[Start of Entries provided]

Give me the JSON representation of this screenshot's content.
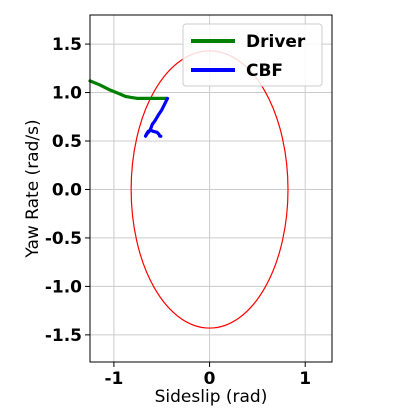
{
  "chart_data": {
    "type": "line",
    "xlabel": "Sideslip (rad)",
    "ylabel": "Yaw Rate (rad/s)",
    "xlim": [
      -1.25,
      1.28
    ],
    "ylim": [
      -1.78,
      1.8
    ],
    "x_ticks": [
      -1,
      0,
      1
    ],
    "x_tick_labels": [
      "-1",
      "0",
      "1"
    ],
    "y_ticks": [
      1.5,
      1.0,
      0.5,
      0.0,
      -0.5,
      -1.0,
      -1.5
    ],
    "y_tick_labels": [
      "1.5",
      "1.0",
      "0.5",
      "0.0",
      "-0.5",
      "-1.0",
      "-1.5"
    ],
    "grid": true,
    "legend_position": "top-right",
    "colors": {
      "driver": "#008000",
      "cbf": "#0000ff",
      "boundary": "#ff0000",
      "grid": "#cccccc"
    },
    "series": [
      {
        "name": "Driver",
        "color": "#008000",
        "x": [
          -1.25,
          -1.15,
          -1.05,
          -0.95,
          -0.88,
          -0.82,
          -0.75,
          -0.6,
          -0.45
        ],
        "y": [
          1.12,
          1.08,
          1.03,
          0.99,
          0.96,
          0.95,
          0.94,
          0.94,
          0.94
        ]
      },
      {
        "name": "CBF",
        "color": "#0000ff",
        "x": [
          -0.44,
          -0.47,
          -0.5,
          -0.54,
          -0.57,
          -0.6,
          -0.61,
          -0.62,
          -0.63,
          -0.65,
          -0.67,
          -0.66,
          -0.64,
          -0.61,
          -0.59,
          -0.55,
          -0.53,
          -0.52,
          -0.51
        ],
        "y": [
          0.94,
          0.88,
          0.82,
          0.76,
          0.71,
          0.67,
          0.64,
          0.62,
          0.6,
          0.58,
          0.55,
          0.57,
          0.6,
          0.61,
          0.6,
          0.59,
          0.57,
          0.55,
          0.55
        ]
      }
    ],
    "boundary_ellipse": {
      "center": [
        0.0,
        0.0
      ],
      "semi_axis_x": 0.82,
      "semi_axis_y": 1.43
    }
  }
}
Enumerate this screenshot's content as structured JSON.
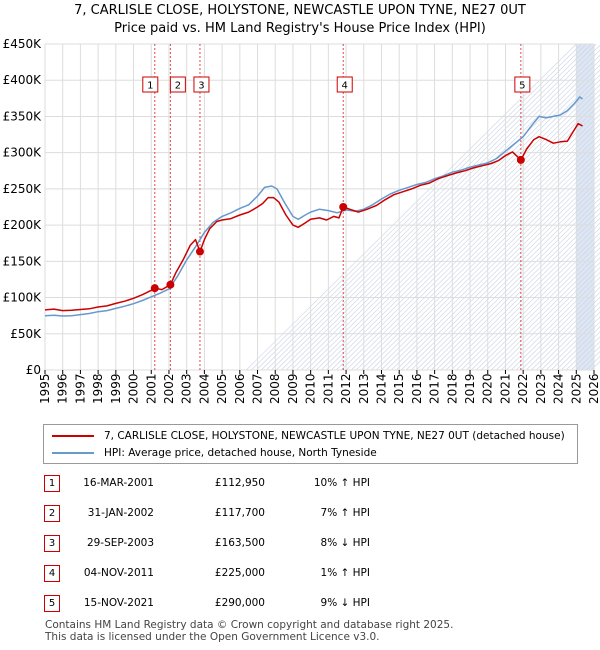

[End of Entries provided]

* **Your objective**
Exclude every picture and copy the remaining data exactly.

* **Full response**
Give me the JSON representation of this screenshot's content.
{
  "chart_data": {
    "type": "line",
    "xlabel": "Sideslip (rad)",
    "ylabel": "Yaw Rate (rad/s)",
    "xlim": [
      -1.25,
      1.28
    ],
    "ylim": [
      -1.78,
      1.8
    ],
    "x_ticks": [
      -1,
      0,
      1
    ],
    "x_tick_labels": [
      "-1",
      "0",
      "1"
    ],
    "y_ticks": [
      1.5,
      1.0,
      0.5,
      0.0,
      -0.5,
      -1.0,
      -1.5
    ],
    "y_tick_labels": [
      "1.5",
      "1.0",
      "0.5",
      "0.0",
      "-0.5",
      "-1.0",
      "-1.5"
    ],
    "grid": true,
    "legend_position": "top-right",
    "colors": {
      "driver": "#008000",
      "cbf": "#0000ff",
      "boundary": "#ff0000",
      "grid": "#cccccc"
    },
    "series": [
      {
        "name": "Driver",
        "color": "#008000",
        "x": [
          -1.25,
          -1.15,
          -1.05,
          -0.95,
          -0.88,
          -0.82,
          -0.75,
          -0.6,
          -0.45
        ],
        "y": [
          1.12,
          1.08,
          1.03,
          0.99,
          0.96,
          0.95,
          0.94,
          0.94,
          0.94
        ]
      },
      {
        "name": "CBF",
        "color": "#0000ff",
        "x": [
          -0.44,
          -0.47,
          -0.5,
          -0.54,
          -0.57,
          -0.6,
          -0.61,
          -0.62,
          -0.63,
          -0.65,
          -0.67,
          -0.66,
          -0.64,
          -0.61,
          -0.59,
          -0.55,
          -0.53,
          -0.52,
          -0.51
        ],
        "y": [
          0.94,
          0.88,
          0.82,
          0.76,
          0.71,
          0.67,
          0.64,
          0.62,
          0.6,
          0.58,
          0.55,
          0.57,
          0.6,
          0.61,
          0.6,
          0.59,
          0.57,
          0.55,
          0.55
        ]
      }
    ],
    "boundary_ellipse": {
      "center": [
        0.0,
        0.0
      ],
      "semi_axis_x": 0.82,
      "semi_axis_y": 1.43
    }
  }
}
Enumerate this screenshot's content as structured JSON.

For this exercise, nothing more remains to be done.